● **TASK STATEMENT**: Could you copy the lines of the records from the line with "world-rank-number: 29 —" up to and including the line with "Give me the", switching "weltweit" to "worldwide" and keeping everything else unchanged?

++++ LISTED ENTRIES

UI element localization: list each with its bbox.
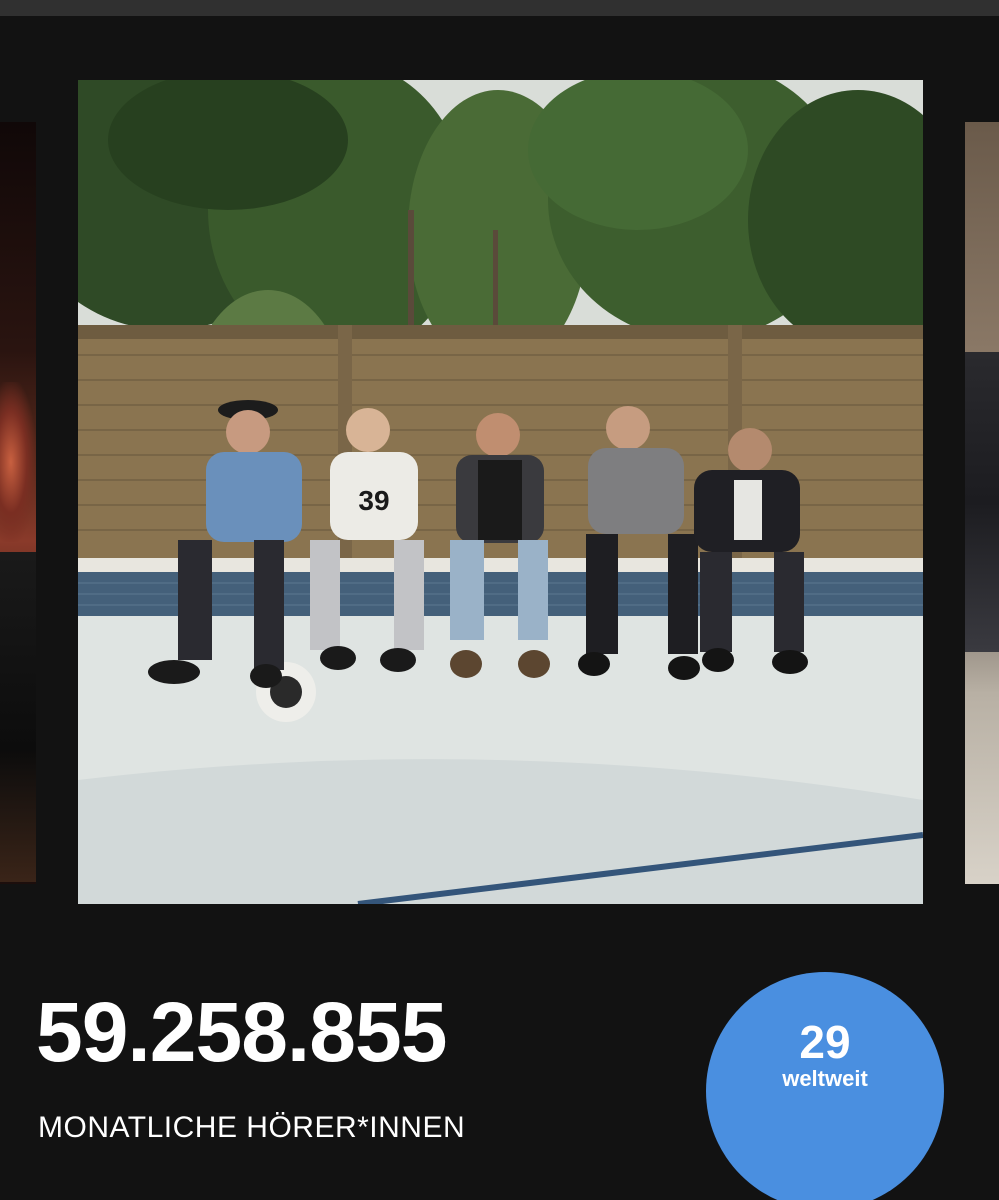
world-rank-number: 29 — [799, 1016, 851, 1068]
svg-text:39: 39 — [358, 485, 389, 516]
artist-about-page: 39 59.258.855 MONATLICHE HÖRER*INNEN 29 … — [0, 0, 999, 1200]
status-strip — [0, 0, 999, 16]
world-rank-label: weltweit — [782, 1066, 868, 1091]
carousel-next-image[interactable] — [965, 122, 999, 884]
monthly-listeners-label: MONATLICHE HÖRER*INNEN — [38, 1111, 466, 1144]
world-rank-badge: 29 weltweit — [706, 972, 944, 1200]
monthly-listeners-count: 59.258.855 — [36, 985, 447, 1079]
carousel-prev-image[interactable] — [0, 122, 36, 884]
artist-image[interactable]: 39 — [78, 80, 923, 904]
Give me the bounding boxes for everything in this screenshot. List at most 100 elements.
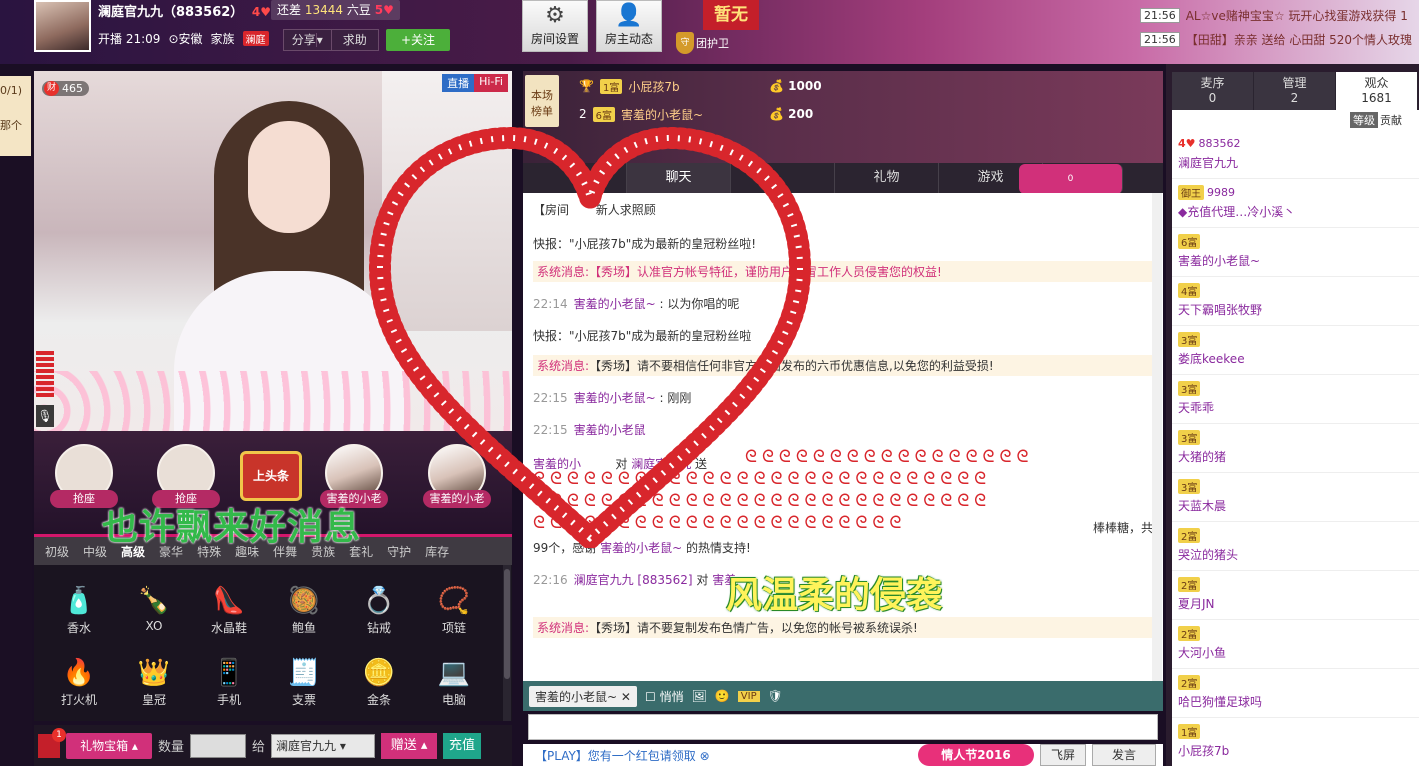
- viewer-item[interactable]: 1富 小屁孩7b: [1172, 718, 1419, 766]
- gift-bag-icon[interactable]: 1: [38, 727, 66, 758]
- left-collapsed-tab[interactable]: 0/1) 那个: [0, 76, 31, 156]
- sort-level[interactable]: 等级: [1350, 112, 1378, 128]
- viewer-item[interactable]: 3富 娄底keekee: [1172, 326, 1419, 375]
- chat-message: 系统消息:【秀场】请不要相信任何非官方页面发布的六币优惠信息,以免您的利益受损!: [533, 355, 1153, 376]
- viewer-item[interactable]: 御王 9989 ◆充值代理…冷小溪丶: [1172, 179, 1419, 228]
- charge-button[interactable]: 充值: [443, 732, 482, 759]
- speak-button[interactable]: 发言: [1092, 744, 1156, 766]
- rank-row[interactable]: 2 6富 害羞的小老鼠~ 💰 200: [579, 101, 813, 127]
- viewer-item[interactable]: 2富 大河小鱼: [1172, 620, 1419, 669]
- chat-scrollbar[interactable]: [1152, 193, 1162, 681]
- tab-mic-queue[interactable]: 麦序 0: [1172, 72, 1254, 110]
- to-label: 给: [252, 740, 266, 755]
- laptop-icon: 💻: [437, 658, 471, 688]
- valentine-banner[interactable]: 情人节2016: [918, 744, 1034, 766]
- viewer-item[interactable]: 4富 天下霸唱张牧野: [1172, 277, 1419, 326]
- anchor-id: （883562）: [163, 5, 244, 20]
- live-video[interactable]: 财 465 直播 Hi-Fi 🎙: [34, 71, 512, 431]
- gift-item[interactable]: 📿 项链: [424, 583, 484, 636]
- send-gift-button[interactable]: 赠送 ▴: [381, 732, 438, 759]
- follow-button[interactable]: +关注: [386, 29, 450, 51]
- chat-input[interactable]: [528, 714, 1158, 740]
- guard-emoji-icon[interactable]: 🛡: [768, 689, 783, 703]
- host-updates-button[interactable]: 👤 房主动态: [596, 0, 662, 52]
- tab-other[interactable]: [731, 163, 835, 193]
- anchor-avatar[interactable]: [34, 0, 91, 52]
- perfume-icon: 🧴: [62, 586, 96, 616]
- seat-4[interactable]: 害羞的小老: [423, 444, 491, 514]
- viewer-item[interactable]: 3富 大猪的猪: [1172, 424, 1419, 473]
- gift-item[interactable]: 🍾 XO: [124, 583, 184, 633]
- gift-item[interactable]: 💻 电脑: [424, 655, 484, 708]
- chat-message: 快报："小屁孩7b"成为最新的皇冠粉丝啦!: [533, 237, 757, 251]
- coin-icon: 💰: [769, 107, 784, 121]
- level-gap: 还差 13444 六豆 5♥: [271, 0, 400, 20]
- room-settings-button[interactable]: ⚙ 房间设置: [522, 0, 588, 52]
- tab-gifts[interactable]: 礼物: [835, 163, 939, 193]
- tab-admins[interactable]: 管理 2: [1254, 72, 1336, 110]
- gift-scrollbar[interactable]: [503, 565, 511, 721]
- gift-item[interactable]: 💍 钻戒: [349, 583, 409, 636]
- viewer-item[interactable]: 2富 哈巴狗懂足球吗: [1172, 669, 1419, 718]
- rank-row[interactable]: 🏆 1富 小屁孩7b 💰 1000: [579, 73, 822, 99]
- diamond-ring-icon: 💍: [362, 586, 396, 616]
- anchor-level-icon: 4♥: [251, 5, 271, 19]
- mic-icon[interactable]: 🎙: [36, 405, 54, 427]
- gift-tab[interactable]: 库存: [418, 543, 456, 560]
- gift-item[interactable]: 👑 皇冠: [124, 655, 184, 708]
- lollipop-effect: ᘓᘓᘓᘓᘓᘓᘓᘓᘓᘓᘓᘓᘓᘓᘓᘓᘓ: [745, 447, 1034, 467]
- lollipop-effect: ᘓᘓᘓᘓᘓᘓᘓᘓᘓᘓᘓᘓᘓᘓᘓᘓᘓᘓᘓᘓᘓᘓᘓᘓᘓᘓᘓ: [533, 469, 992, 489]
- viewer-item[interactable]: 3富 天蓝木晨: [1172, 473, 1419, 522]
- fly-screen-button[interactable]: 飞屏: [1040, 744, 1086, 766]
- help-button[interactable]: 求助: [332, 30, 379, 50]
- private-checkbox[interactable]: ☐ 悄悄: [645, 688, 684, 705]
- chat-target-select[interactable]: 害羞的小老鼠~ ✕: [529, 685, 637, 707]
- chat-tabs: 聊天 礼物 游戏 🚗 0: [523, 163, 1163, 199]
- tab-chat[interactable]: 聊天: [627, 163, 731, 193]
- vip-icon[interactable]: VIP: [737, 690, 760, 702]
- anchor-name-line: 澜庭官九九（883562） 4♥: [98, 1, 271, 20]
- chat-message: 【房间 新人求照顾: [533, 203, 656, 217]
- chat-message: 22:15 害羞的小老鼠~ : 刚刚: [533, 391, 692, 405]
- anchor-name: 澜庭官九九: [98, 5, 164, 20]
- gift-tab[interactable]: 初级: [38, 543, 76, 560]
- gift-box-button[interactable]: 礼物宝箱 ▴: [66, 732, 152, 759]
- red-packet-notice[interactable]: 【PLAY】您有一个红包请领取 ⊗: [523, 747, 710, 764]
- gift-item[interactable]: 🪙 金条: [349, 655, 409, 708]
- headline-button[interactable]: 上头条: [240, 451, 302, 501]
- tab-blank[interactable]: [523, 163, 627, 193]
- video-tags: 直播 Hi-Fi: [442, 74, 508, 92]
- emoji-icon[interactable]: 🙂: [715, 689, 730, 703]
- tab-audience[interactable]: 观众 1681: [1336, 72, 1418, 110]
- gift-tab[interactable]: 守护: [380, 543, 418, 560]
- share-button[interactable]: 分享▾: [284, 30, 332, 50]
- gift-item[interactable]: 🥘 鲍鱼: [274, 583, 334, 636]
- quantity-input[interactable]: [190, 733, 247, 758]
- check-icon: 🧾: [287, 658, 321, 688]
- guard-link[interactable]: 守 团护卫: [676, 32, 746, 54]
- top-bar: 澜庭官九九（883562） 4♥ 还差 13444 六豆 5♥ 开播 21:09…: [0, 0, 1419, 64]
- viewer-list: 4♥ 883562 澜庭官九九 御王 9989 ◆充值代理…冷小溪丶 6富 害羞的小老鼠~…: [1172, 130, 1419, 766]
- live-tag[interactable]: 直播: [442, 74, 475, 92]
- gift-item[interactable]: 🧴 香水: [49, 583, 109, 636]
- gift-item[interactable]: 🔥 打火机: [49, 655, 109, 708]
- volume-meter[interactable]: [36, 351, 54, 397]
- viewer-item[interactable]: 2富 夏月JN: [1172, 571, 1419, 620]
- gift-item[interactable]: 🧾 支票: [274, 655, 334, 708]
- viewer-item[interactable]: 3富 天乖乖: [1172, 375, 1419, 424]
- rank-board-badge[interactable]: 本场 榜单: [525, 75, 559, 127]
- gift-item[interactable]: 👠 水晶鞋: [199, 583, 259, 636]
- recipient-select[interactable]: 澜庭官九九 ▾: [271, 733, 376, 758]
- viewer-item[interactable]: 2富 哭泣的猪头: [1172, 522, 1419, 571]
- family-tag[interactable]: 澜庭: [242, 31, 269, 46]
- viewer-item[interactable]: 4♥ 883562 澜庭官九九: [1172, 130, 1419, 179]
- notice-item[interactable]: 21:56 AL☆ve赌神宝宝☆ 玩开心找蛋游戏获得 1: [1140, 3, 1419, 27]
- hifi-tag[interactable]: Hi-Fi: [474, 74, 508, 92]
- chat-message: 快报："小屁孩7b"成为最新的皇冠粉丝啦: [533, 329, 752, 343]
- image-icon[interactable]: 🖼: [692, 689, 707, 703]
- none-banner: 暂无: [703, 0, 759, 30]
- sort-contrib[interactable]: 贡献: [1380, 112, 1402, 128]
- viewer-item[interactable]: 6富 害羞的小老鼠~: [1172, 228, 1419, 277]
- gift-item[interactable]: 📱 手机: [199, 655, 259, 708]
- notice-item[interactable]: 21:56 【田甜】亲亲 送给 心田甜 520个情人玫瑰: [1140, 27, 1419, 51]
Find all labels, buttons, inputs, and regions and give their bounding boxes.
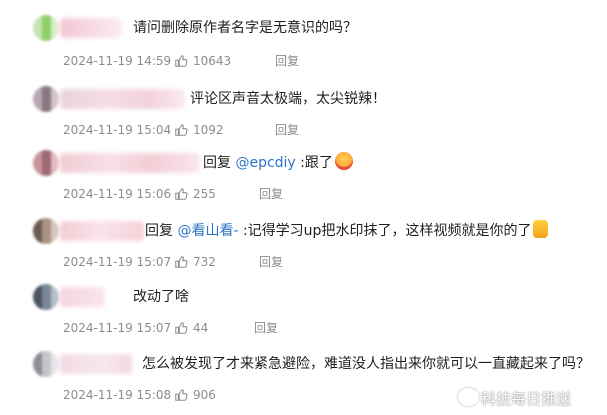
comment-text: 评论区声音太极端，太尖锐辣！: [190, 91, 386, 107]
comment-date: 2024-11-19 15:06: [63, 187, 172, 201]
reply-prefix: 回复: [145, 223, 178, 239]
mention-link[interactable]: @epcdiy: [235, 155, 295, 171]
reply-button[interactable]: 回复: [259, 186, 283, 202]
thumbs-up-emoji: [533, 220, 549, 238]
like-button[interactable]: 1092: [174, 122, 224, 138]
like-count: 44: [193, 321, 209, 335]
comment-text: 怎么被发现了才来紧急避险，难道没人指出来你就可以一直藏起来了吗？: [142, 356, 590, 372]
like-button[interactable]: 10643: [174, 53, 231, 69]
reply-button[interactable]: 回复: [275, 122, 299, 138]
reply-text: :记得学习up把水印抹了，这样视频就是你的了: [238, 223, 532, 239]
avatar[interactable]: [33, 218, 59, 244]
comment-date: 2024-11-19 14:59: [63, 54, 172, 68]
comment-date: 2024-11-19 15:08: [63, 388, 172, 402]
comment-date: 2024-11-19 15:07: [63, 321, 172, 335]
comment-text: 回复 @epcdiy :跟了: [203, 150, 353, 176]
weibo-logo-icon: [458, 388, 479, 406]
comment-date: 2024-11-19 15:04: [63, 123, 172, 137]
like-button[interactable]: 255: [174, 186, 216, 202]
reply-button[interactable]: 回复: [259, 254, 283, 270]
like-count: 1092: [193, 123, 224, 137]
thumbs-up-icon: [175, 124, 188, 136]
comment-text: 改动了啥: [133, 289, 189, 305]
reply-prefix: 回复: [203, 155, 236, 171]
thumbs-up-icon: [175, 55, 188, 67]
mention-link[interactable]: @看山看-: [177, 223, 238, 239]
username-redacted[interactable]: [60, 18, 122, 38]
like-count: 255: [193, 187, 216, 201]
reply-text: :跟了: [295, 155, 333, 171]
thumbs-up-icon: [175, 322, 188, 334]
thumbs-up-icon: [175, 188, 188, 200]
comment-text: 请问删除原作者名字是无意识的吗？: [133, 20, 357, 36]
avatar[interactable]: [33, 150, 59, 176]
username-redacted[interactable]: [60, 287, 105, 307]
grinning-emoji: [334, 152, 353, 170]
avatar[interactable]: [33, 15, 59, 41]
like-count: 906: [193, 388, 216, 402]
like-button[interactable]: 906: [174, 387, 216, 403]
thumbs-up-icon: [175, 389, 188, 401]
like-button[interactable]: 732: [174, 254, 216, 270]
username-redacted[interactable]: [60, 89, 185, 109]
reply-button[interactable]: 回复: [275, 53, 299, 69]
username-redacted[interactable]: [60, 221, 144, 241]
avatar[interactable]: [33, 284, 59, 310]
like-count: 10643: [193, 54, 232, 68]
watermark-text: 科技每日推送: [481, 390, 572, 408]
username-redacted[interactable]: [60, 354, 132, 374]
like-button[interactable]: 44: [174, 320, 208, 336]
watermark: 科技每日推送: [458, 388, 571, 409]
comment-date: 2024-11-19 15:07: [63, 255, 172, 269]
username-redacted[interactable]: [60, 153, 200, 173]
avatar[interactable]: [33, 351, 59, 377]
reply-button[interactable]: 回复: [254, 320, 278, 336]
thumbs-up-icon: [175, 256, 188, 268]
like-count: 732: [193, 255, 216, 269]
comment-text: 回复 @看山看- :记得学习up把水印抹了，这样视频就是你的了: [145, 218, 549, 244]
avatar[interactable]: [33, 86, 59, 112]
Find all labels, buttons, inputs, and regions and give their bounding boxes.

++++++++

● **RESPONSE TO THIS EXERCISE**:
world-rank-number: 29 — [799, 1016, 851, 1068]
svg-text:39: 39 — [358, 485, 389, 516]
artist-about-page: 39 59.258.855 MONATLICHE HÖRER*INNEN 29 … — [0, 0, 999, 1200]
status-strip — [0, 0, 999, 16]
world-rank-label: worldwide — [782, 1066, 868, 1091]
carousel-next-image[interactable] — [965, 122, 999, 884]
monthly-listeners-label: MONATLICHE HÖRER*INNEN — [38, 1111, 466, 1144]
world-rank-badge: 29 worldwide — [706, 972, 944, 1200]
monthly-listeners-count: 59.258.855 — [36, 985, 447, 1079]
carousel-prev-image[interactable] — [0, 122, 36, 884]
artist-image[interactable]: 39 — [78, 80, 923, 904]
Give me the bounding boxes for everything in this screenshot. List at most 100 elements.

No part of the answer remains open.